* **Records for this exercise**:
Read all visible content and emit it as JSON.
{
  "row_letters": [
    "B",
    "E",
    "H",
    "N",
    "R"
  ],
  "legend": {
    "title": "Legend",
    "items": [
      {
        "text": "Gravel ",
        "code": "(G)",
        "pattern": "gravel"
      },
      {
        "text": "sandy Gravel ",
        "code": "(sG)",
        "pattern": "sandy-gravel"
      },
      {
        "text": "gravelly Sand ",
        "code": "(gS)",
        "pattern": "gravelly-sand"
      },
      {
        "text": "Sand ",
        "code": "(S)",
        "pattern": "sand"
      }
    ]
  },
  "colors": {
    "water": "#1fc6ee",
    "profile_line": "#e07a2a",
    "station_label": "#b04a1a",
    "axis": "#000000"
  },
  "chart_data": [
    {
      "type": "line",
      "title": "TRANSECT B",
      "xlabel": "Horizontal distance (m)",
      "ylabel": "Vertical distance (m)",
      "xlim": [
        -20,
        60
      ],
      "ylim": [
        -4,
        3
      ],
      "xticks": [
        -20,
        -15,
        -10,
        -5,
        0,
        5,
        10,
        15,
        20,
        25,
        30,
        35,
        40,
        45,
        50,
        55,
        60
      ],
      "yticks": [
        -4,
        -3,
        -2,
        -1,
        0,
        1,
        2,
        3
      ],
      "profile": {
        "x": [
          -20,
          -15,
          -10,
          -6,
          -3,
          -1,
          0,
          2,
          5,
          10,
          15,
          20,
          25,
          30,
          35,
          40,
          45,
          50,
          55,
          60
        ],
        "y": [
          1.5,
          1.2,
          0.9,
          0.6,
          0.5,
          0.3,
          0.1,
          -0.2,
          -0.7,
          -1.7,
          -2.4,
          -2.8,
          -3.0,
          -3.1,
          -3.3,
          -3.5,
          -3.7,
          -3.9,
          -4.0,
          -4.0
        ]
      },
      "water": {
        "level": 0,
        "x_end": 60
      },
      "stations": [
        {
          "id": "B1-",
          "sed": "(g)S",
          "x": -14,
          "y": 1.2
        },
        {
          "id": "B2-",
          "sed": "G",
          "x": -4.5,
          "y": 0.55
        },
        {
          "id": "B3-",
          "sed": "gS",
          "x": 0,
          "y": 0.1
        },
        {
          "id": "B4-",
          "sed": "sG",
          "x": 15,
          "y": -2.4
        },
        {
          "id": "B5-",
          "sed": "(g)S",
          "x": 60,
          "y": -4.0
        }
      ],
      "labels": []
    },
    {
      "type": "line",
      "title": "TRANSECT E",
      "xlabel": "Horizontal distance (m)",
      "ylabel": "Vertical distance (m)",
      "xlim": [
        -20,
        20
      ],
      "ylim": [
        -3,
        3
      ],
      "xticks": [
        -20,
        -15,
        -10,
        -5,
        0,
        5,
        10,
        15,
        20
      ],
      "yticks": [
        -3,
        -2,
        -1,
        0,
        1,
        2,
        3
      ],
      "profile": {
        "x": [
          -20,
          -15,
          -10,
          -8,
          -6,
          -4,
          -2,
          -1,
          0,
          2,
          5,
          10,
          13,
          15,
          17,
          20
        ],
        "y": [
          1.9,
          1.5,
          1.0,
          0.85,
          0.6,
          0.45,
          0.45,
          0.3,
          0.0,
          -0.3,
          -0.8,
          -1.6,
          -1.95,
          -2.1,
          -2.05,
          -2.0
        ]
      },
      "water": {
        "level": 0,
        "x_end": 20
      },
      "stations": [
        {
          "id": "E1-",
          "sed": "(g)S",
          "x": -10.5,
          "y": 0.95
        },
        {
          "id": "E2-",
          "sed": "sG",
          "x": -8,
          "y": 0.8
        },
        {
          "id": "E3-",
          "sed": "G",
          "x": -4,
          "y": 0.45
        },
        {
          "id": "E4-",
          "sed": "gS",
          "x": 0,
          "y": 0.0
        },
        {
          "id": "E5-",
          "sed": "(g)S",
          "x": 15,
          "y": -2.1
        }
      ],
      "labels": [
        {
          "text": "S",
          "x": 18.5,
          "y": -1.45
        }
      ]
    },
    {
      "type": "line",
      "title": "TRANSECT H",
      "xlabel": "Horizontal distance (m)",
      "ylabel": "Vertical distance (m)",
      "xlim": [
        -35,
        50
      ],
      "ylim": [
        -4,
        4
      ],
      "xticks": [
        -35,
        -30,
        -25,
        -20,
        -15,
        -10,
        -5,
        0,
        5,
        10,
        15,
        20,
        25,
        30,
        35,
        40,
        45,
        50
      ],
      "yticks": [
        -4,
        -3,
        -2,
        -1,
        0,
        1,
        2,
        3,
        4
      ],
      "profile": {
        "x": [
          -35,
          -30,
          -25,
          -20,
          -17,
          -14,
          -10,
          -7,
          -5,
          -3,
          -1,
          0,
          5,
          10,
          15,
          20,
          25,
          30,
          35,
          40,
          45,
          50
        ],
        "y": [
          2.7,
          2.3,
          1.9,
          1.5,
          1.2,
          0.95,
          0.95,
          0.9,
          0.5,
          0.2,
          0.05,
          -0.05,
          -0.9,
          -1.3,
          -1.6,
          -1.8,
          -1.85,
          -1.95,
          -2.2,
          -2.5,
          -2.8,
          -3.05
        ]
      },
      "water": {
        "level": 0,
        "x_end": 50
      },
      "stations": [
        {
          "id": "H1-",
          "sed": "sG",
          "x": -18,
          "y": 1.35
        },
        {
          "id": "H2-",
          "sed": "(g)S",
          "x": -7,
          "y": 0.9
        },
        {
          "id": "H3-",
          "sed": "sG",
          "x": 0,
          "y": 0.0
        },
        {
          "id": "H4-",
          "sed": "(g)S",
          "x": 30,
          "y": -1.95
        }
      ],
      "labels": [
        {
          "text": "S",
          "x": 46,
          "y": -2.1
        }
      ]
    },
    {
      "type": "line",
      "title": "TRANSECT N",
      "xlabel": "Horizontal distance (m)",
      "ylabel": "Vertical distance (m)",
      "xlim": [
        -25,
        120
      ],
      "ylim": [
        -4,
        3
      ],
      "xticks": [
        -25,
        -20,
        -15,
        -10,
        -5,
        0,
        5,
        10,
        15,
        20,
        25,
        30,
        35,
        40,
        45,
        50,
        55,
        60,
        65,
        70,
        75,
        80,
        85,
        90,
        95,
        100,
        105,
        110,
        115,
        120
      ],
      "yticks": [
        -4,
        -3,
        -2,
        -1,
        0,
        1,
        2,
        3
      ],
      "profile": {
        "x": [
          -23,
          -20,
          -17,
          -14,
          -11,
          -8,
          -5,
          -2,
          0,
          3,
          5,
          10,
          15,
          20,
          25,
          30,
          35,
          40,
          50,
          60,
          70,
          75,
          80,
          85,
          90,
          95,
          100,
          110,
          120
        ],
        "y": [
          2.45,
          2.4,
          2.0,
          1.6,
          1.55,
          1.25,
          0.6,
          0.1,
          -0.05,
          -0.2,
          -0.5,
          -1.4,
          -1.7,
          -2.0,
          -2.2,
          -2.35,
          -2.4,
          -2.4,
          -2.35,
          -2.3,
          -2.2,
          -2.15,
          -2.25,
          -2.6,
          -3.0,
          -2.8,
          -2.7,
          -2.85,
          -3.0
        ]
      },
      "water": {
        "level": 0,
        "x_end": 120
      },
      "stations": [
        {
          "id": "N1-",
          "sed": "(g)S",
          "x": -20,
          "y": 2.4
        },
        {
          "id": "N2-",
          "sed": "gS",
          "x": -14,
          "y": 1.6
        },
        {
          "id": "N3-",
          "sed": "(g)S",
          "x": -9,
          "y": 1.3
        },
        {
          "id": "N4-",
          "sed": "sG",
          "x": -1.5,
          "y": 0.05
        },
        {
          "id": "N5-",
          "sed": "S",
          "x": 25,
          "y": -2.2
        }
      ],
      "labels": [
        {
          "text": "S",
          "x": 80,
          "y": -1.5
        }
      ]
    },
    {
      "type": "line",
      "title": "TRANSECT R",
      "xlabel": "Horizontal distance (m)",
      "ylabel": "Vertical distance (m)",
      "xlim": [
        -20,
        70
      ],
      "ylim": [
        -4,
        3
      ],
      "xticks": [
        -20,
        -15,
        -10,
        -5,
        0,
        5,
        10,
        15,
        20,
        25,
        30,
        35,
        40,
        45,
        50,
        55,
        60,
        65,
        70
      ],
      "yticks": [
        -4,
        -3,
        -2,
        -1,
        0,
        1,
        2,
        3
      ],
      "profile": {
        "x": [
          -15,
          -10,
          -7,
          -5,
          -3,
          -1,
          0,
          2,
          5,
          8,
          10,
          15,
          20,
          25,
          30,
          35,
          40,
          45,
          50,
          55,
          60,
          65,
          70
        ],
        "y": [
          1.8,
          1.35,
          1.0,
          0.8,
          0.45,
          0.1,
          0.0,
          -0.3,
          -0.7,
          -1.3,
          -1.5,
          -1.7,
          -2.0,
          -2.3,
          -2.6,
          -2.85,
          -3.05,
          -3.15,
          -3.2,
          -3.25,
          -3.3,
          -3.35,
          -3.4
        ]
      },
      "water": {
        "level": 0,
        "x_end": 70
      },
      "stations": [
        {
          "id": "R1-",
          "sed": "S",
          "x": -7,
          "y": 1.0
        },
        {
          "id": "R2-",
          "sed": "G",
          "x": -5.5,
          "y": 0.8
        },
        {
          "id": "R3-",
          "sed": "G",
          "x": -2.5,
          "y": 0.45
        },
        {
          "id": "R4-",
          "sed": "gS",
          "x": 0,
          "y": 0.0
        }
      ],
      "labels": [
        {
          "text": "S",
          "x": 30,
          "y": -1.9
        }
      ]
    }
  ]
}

* **What you should do**: Pull out every line above that holds the word "title".

* **Solution to this exercise**:
    "title": "Legend",
      "title": "TRANSECT B",
      "title": "TRANSECT E",
      "title": "TRANSECT H",
      "title": "TRANSECT N",
      "title": "TRANSECT R",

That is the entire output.